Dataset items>

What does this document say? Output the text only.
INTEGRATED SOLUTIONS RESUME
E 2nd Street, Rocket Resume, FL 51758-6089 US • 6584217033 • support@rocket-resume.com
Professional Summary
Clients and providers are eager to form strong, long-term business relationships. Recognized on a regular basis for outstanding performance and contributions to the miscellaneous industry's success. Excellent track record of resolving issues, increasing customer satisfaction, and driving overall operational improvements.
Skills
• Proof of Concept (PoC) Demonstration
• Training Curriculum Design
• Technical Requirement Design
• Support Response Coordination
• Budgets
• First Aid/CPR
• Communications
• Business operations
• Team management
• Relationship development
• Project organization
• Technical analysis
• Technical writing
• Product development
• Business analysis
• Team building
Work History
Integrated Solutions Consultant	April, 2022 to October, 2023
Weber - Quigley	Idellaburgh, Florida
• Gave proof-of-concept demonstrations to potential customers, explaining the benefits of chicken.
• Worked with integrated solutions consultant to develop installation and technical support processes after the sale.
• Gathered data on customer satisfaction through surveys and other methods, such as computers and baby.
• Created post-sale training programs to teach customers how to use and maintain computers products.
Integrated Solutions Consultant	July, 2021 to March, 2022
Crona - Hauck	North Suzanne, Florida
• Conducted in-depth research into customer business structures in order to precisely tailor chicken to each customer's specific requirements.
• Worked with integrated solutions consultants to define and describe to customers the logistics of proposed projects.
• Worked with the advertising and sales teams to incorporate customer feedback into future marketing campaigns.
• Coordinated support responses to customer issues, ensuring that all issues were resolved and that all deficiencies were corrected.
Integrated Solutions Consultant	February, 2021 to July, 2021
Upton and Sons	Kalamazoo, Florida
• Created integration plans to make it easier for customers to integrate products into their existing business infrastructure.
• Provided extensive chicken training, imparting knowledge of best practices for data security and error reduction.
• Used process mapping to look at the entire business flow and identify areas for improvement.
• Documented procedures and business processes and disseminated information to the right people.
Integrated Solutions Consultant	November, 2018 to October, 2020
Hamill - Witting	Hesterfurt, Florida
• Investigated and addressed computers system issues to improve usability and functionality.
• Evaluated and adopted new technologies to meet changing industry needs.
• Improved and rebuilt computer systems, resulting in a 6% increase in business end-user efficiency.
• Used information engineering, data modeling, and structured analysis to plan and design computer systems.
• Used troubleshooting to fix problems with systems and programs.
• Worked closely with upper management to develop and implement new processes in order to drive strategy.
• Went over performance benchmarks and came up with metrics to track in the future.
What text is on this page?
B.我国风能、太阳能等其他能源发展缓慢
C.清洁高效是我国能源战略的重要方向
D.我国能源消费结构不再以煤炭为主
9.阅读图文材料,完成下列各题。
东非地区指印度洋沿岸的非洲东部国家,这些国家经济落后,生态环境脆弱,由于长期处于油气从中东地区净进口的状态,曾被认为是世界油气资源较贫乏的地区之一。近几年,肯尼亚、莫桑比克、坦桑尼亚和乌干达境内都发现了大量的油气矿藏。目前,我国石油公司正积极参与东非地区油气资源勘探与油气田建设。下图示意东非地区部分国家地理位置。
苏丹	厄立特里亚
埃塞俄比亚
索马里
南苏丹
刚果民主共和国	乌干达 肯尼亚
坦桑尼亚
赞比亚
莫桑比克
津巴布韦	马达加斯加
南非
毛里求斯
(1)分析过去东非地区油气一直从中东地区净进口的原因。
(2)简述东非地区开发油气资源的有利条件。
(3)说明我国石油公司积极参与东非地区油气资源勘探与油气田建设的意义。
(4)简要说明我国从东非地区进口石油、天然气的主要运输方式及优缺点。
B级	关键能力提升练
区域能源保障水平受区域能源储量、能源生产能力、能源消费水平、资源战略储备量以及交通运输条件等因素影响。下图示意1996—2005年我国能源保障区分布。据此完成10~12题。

TASK INSTRUCTIONS> Can you give every line above again, exactly as written?

EXERCISE SOLUTION>
What does this document say? Output the text only.
INTEGRATED SOLUTIONS RESUME
E 2nd Street, Rocket Resume, FL 51758-6089 US • 6584217033 • support@rocket-resume.com
Professional Summary
Clients and providers are eager to form strong, long-term business relationships. Recognized on a regular basis for outstanding performance and contributions to the miscellaneous industry's success. Excellent track record of resolving issues, increasing customer satisfaction, and driving overall operational improvements.
Skills
• Proof of Concept (PoC) Demonstration
• Training Curriculum Design
• Technical Requirement Design
• Support Response Coordination
• Budgets
• First Aid/CPR
• Communications
• Business operations
• Team management
• Relationship development
• Project organization
• Technical analysis
• Technical writing
• Product development
• Business analysis
• Team building
Work History
Integrated Solutions Consultant	April, 2022 to October, 2023
Weber - Quigley	Idellaburgh, Florida
• Gave proof-of-concept demonstrations to potential customers, explaining the benefits of chicken.
• Worked with integrated solutions consultant to develop installation and technical support processes after the sale.
• Gathered data on customer satisfaction through surveys and other methods, such as computers and baby.
• Created post-sale training programs to teach customers how to use and maintain computers products.
Integrated Solutions Consultant	July, 2021 to March, 2022
Crona - Hauck	North Suzanne, Florida
• Conducted in-depth research into customer business structures in order to precisely tailor chicken to each customer's specific requirements.
• Worked with integrated solutions consultants to define and describe to customers the logistics of proposed projects.
• Worked with the advertising and sales teams to incorporate customer feedback into future marketing campaigns.
• Coordinated support responses to customer issues, ensuring that all issues were resolved and that all deficiencies were corrected.
Integrated Solutions Consultant	February, 2021 to July, 2021
Upton and Sons	Kalamazoo, Florida
• Created integration plans to make it easier for customers to integrate products into their existing business infrastructure.
• Provided extensive chicken training, imparting knowledge of best practices for data security and error reduction.
• Used process mapping to look at the entire business flow and identify areas for improvement.
• Documented procedures and business processes and disseminated information to the right people.
Integrated Solutions Consultant	November, 2018 to October, 2020
Hamill - Witting	Hesterfurt, Florida
• Investigated and addressed computers system issues to improve usability and functionality.
• Evaluated and adopted new technologies to meet changing industry needs.
• Improved and rebuilt computer systems, resulting in a 6% increase in business end-user efficiency.
• Used information engineering, data modeling, and structured analysis to plan and design computer systems.
• Used troubleshooting to fix problems with systems and programs.
• Worked closely with upper management to develop and implement new processes in order to drive strategy.
• Went over performance benchmarks and came up with metrics to track in the future.
What text is on this page?
B.我国风能、太阳能等其他能源发展缓慢
C.清洁高效是我国能源战略的重要方向
D.我国能源消费结构不再以煤炭为主
9.阅读图文材料,完成下列各题。
东非地区指印度洋沿岸的非洲东部国家,这些国家经济落后,生态环境脆弱,由于长期处于油气从中东地区净进口的状态,曾被认为是世界油气资源较贫乏的地区之一。近几年,肯尼亚、莫桑比克、坦桑尼亚和乌干达境内都发现了大量的油气矿藏。目前,我国石油公司正积极参与东非地区油气资源勘探与油气田建设。下图示意东非地区部分国家地理位置。
苏丹	厄立特里亚
埃塞俄比亚
索马里
南苏丹
刚果民主共和国	乌干达 肯尼亚
坦桑尼亚
赞比亚
莫桑比克
津巴布韦	马达加斯加
南非
毛里求斯
(1)分析过去东非地区油气一直从中东地区净进口的原因。
(2)简述东非地区开发油气资源的有利条件。
(3)说明我国石油公司积极参与东非地区油气资源勘探与油气田建设的意义。
(4)简要说明我国从东非地区进口石油、天然气的主要运输方式及优缺点。
B级	关键能力提升练
区域能源保障水平受区域能源储量、能源生产能力、能源消费水平、资源战略储备量以及交通运输条件等因素影响。下图示意1996—2005年我国能源保障区分布。据此完成10~12题。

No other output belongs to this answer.